-- start --

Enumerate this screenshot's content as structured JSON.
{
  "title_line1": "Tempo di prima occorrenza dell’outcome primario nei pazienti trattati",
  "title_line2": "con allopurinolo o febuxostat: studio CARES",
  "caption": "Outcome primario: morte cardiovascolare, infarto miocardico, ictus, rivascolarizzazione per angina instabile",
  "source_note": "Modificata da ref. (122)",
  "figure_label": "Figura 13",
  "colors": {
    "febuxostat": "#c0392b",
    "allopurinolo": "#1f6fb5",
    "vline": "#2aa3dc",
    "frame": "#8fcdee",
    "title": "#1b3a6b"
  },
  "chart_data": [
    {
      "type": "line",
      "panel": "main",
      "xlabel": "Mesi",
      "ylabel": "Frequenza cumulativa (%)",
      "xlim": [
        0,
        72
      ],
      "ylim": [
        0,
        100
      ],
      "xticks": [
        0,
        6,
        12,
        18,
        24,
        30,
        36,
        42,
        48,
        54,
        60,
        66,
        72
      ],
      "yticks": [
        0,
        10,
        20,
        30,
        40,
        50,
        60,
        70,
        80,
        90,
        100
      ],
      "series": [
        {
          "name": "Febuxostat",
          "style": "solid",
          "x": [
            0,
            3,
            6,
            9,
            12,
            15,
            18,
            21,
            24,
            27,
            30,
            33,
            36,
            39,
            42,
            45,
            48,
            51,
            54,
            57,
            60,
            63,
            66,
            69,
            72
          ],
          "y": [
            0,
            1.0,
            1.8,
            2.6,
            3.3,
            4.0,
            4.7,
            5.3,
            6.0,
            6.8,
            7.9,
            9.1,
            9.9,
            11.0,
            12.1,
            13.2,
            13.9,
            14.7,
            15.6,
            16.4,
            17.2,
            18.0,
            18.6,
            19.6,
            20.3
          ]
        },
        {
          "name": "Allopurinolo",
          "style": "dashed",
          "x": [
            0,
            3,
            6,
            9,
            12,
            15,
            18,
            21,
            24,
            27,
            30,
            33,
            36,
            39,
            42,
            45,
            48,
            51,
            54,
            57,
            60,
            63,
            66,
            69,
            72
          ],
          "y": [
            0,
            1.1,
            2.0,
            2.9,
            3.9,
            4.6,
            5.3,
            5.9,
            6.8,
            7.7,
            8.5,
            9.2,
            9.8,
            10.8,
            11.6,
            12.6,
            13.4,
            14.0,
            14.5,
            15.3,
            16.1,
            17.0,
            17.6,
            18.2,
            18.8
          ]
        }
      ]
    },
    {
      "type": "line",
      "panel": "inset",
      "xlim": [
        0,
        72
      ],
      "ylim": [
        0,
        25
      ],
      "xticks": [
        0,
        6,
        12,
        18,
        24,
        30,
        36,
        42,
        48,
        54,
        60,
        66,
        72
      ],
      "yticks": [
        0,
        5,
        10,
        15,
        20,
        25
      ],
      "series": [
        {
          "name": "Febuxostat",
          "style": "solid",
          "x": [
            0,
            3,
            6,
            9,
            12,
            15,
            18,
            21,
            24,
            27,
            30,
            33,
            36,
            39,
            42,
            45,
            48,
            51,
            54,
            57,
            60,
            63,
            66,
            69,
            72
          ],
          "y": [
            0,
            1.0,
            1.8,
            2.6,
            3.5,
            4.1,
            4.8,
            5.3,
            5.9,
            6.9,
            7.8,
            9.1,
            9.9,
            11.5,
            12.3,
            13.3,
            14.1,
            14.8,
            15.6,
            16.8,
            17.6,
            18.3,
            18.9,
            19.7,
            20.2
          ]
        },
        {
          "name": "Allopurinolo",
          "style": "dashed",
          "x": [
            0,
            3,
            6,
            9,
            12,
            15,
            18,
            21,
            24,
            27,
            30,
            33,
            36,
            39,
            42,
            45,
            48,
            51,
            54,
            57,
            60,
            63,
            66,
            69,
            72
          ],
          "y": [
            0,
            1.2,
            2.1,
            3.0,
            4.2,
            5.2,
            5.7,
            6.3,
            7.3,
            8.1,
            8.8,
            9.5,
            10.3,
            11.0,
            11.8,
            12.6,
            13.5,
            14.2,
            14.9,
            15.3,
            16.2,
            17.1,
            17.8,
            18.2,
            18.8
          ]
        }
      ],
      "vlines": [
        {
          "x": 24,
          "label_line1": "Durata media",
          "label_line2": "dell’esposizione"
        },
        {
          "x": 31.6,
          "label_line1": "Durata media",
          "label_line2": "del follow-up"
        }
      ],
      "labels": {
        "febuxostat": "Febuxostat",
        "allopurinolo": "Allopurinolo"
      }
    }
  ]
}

-- end --

**Set exercise:**
Go through the listing above and restate it word for word.

**Final answer:**
Enumerate this screenshot's content as structured JSON.
{
  "title_line1": "Tempo di prima occorrenza dell’outcome primario nei pazienti trattati",
  "title_line2": "con allopurinolo o febuxostat: studio CARES",
  "caption": "Outcome primario: morte cardiovascolare, infarto miocardico, ictus, rivascolarizzazione per angina instabile",
  "source_note": "Modificata da ref. (122)",
  "figure_label": "Figura 13",
  "colors": {
    "febuxostat": "#c0392b",
    "allopurinolo": "#1f6fb5",
    "vline": "#2aa3dc",
    "frame": "#8fcdee",
    "title": "#1b3a6b"
  },
  "chart_data": [
    {
      "type": "line",
      "panel": "main",
      "xlabel": "Mesi",
      "ylabel": "Frequenza cumulativa (%)",
      "xlim": [
        0,
        72
      ],
      "ylim": [
        0,
        100
      ],
      "xticks": [
        0,
        6,
        12,
        18,
        24,
        30,
        36,
        42,
        48,
        54,
        60,
        66,
        72
      ],
      "yticks": [
        0,
        10,
        20,
        30,
        40,
        50,
        60,
        70,
        80,
        90,
        100
      ],
      "series": [
        {
          "name": "Febuxostat",
          "style": "solid",
          "x": [
            0,
            3,
            6,
            9,
            12,
            15,
            18,
            21,
            24,
            27,
            30,
            33,
            36,
            39,
            42,
            45,
            48,
            51,
            54,
            57,
            60,
            63,
            66,
            69,
            72
          ],
          "y": [
            0,
            1.0,
            1.8,
            2.6,
            3.3,
            4.0,
            4.7,
            5.3,
            6.0,
            6.8,
            7.9,
            9.1,
            9.9,
            11.0,
            12.1,
            13.2,
            13.9,
            14.7,
            15.6,
            16.4,
            17.2,
            18.0,
            18.6,
            19.6,
            20.3
          ]
        },
        {
          "name": "Allopurinolo",
          "style": "dashed",
          "x": [
            0,
            3,
            6,
            9,
            12,
            15,
            18,
            21,
            24,
            27,
            30,
            33,
            36,
            39,
            42,
            45,
            48,
            51,
            54,
            57,
            60,
            63,
            66,
            69,
            72
          ],
          "y": [
            0,
            1.1,
            2.0,
            2.9,
            3.9,
            4.6,
            5.3,
            5.9,
            6.8,
            7.7,
            8.5,
            9.2,
            9.8,
            10.8,
            11.6,
            12.6,
            13.4,
            14.0,
            14.5,
            15.3,
            16.1,
            17.0,
            17.6,
            18.2,
            18.8
          ]
        }
      ]
    },
    {
      "type": "line",
      "panel": "inset",
      "xlim": [
        0,
        72
      ],
      "ylim": [
        0,
        25
      ],
      "xticks": [
        0,
        6,
        12,
        18,
        24,
        30,
        36,
        42,
        48,
        54,
        60,
        66,
        72
      ],
      "yticks": [
        0,
        5,
        10,
        15,
        20,
        25
      ],
      "series": [
        {
          "name": "Febuxostat",
          "style": "solid",
          "x": [
            0,
            3,
            6,
            9,
            12,
            15,
            18,
            21,
            24,
            27,
            30,
            33,
            36,
            39,
            42,
            45,
            48,
            51,
            54,
            57,
            60,
            63,
            66,
            69,
            72
          ],
          "y": [
            0,
            1.0,
            1.8,
            2.6,
            3.5,
            4.1,
            4.8,
            5.3,
            5.9,
            6.9,
            7.8,
            9.1,
            9.9,
            11.5,
            12.3,
            13.3,
            14.1,
            14.8,
            15.6,
            16.8,
            17.6,
            18.3,
            18.9,
            19.7,
            20.2
          ]
        },
        {
          "name": "Allopurinolo",
          "style": "dashed",
          "x": [
            0,
            3,
            6,
            9,
            12,
            15,
            18,
            21,
            24,
            27,
            30,
            33,
            36,
            39,
            42,
            45,
            48,
            51,
            54,
            57,
            60,
            63,
            66,
            69,
            72
          ],
          "y": [
            0,
            1.2,
            2.1,
            3.0,
            4.2,
            5.2,
            5.7,
            6.3,
            7.3,
            8.1,
            8.8,
            9.5,
            10.3,
            11.0,
            11.8,
            12.6,
            13.5,
            14.2,
            14.9,
            15.3,
            16.2,
            17.1,
            17.8,
            18.2,
            18.8
          ]
        }
      ],
      "vlines": [
        {
          "x": 24,
          "label_line1": "Durata media",
          "label_line2": "dell’esposizione"
        },
        {
          "x": 31.6,
          "label_line1": "Durata media",
          "label_line2": "del follow-up"
        }
      ],
      "labels": {
        "febuxostat": "Febuxostat",
        "allopurinolo": "Allopurinolo"
      }
    }
  ]
}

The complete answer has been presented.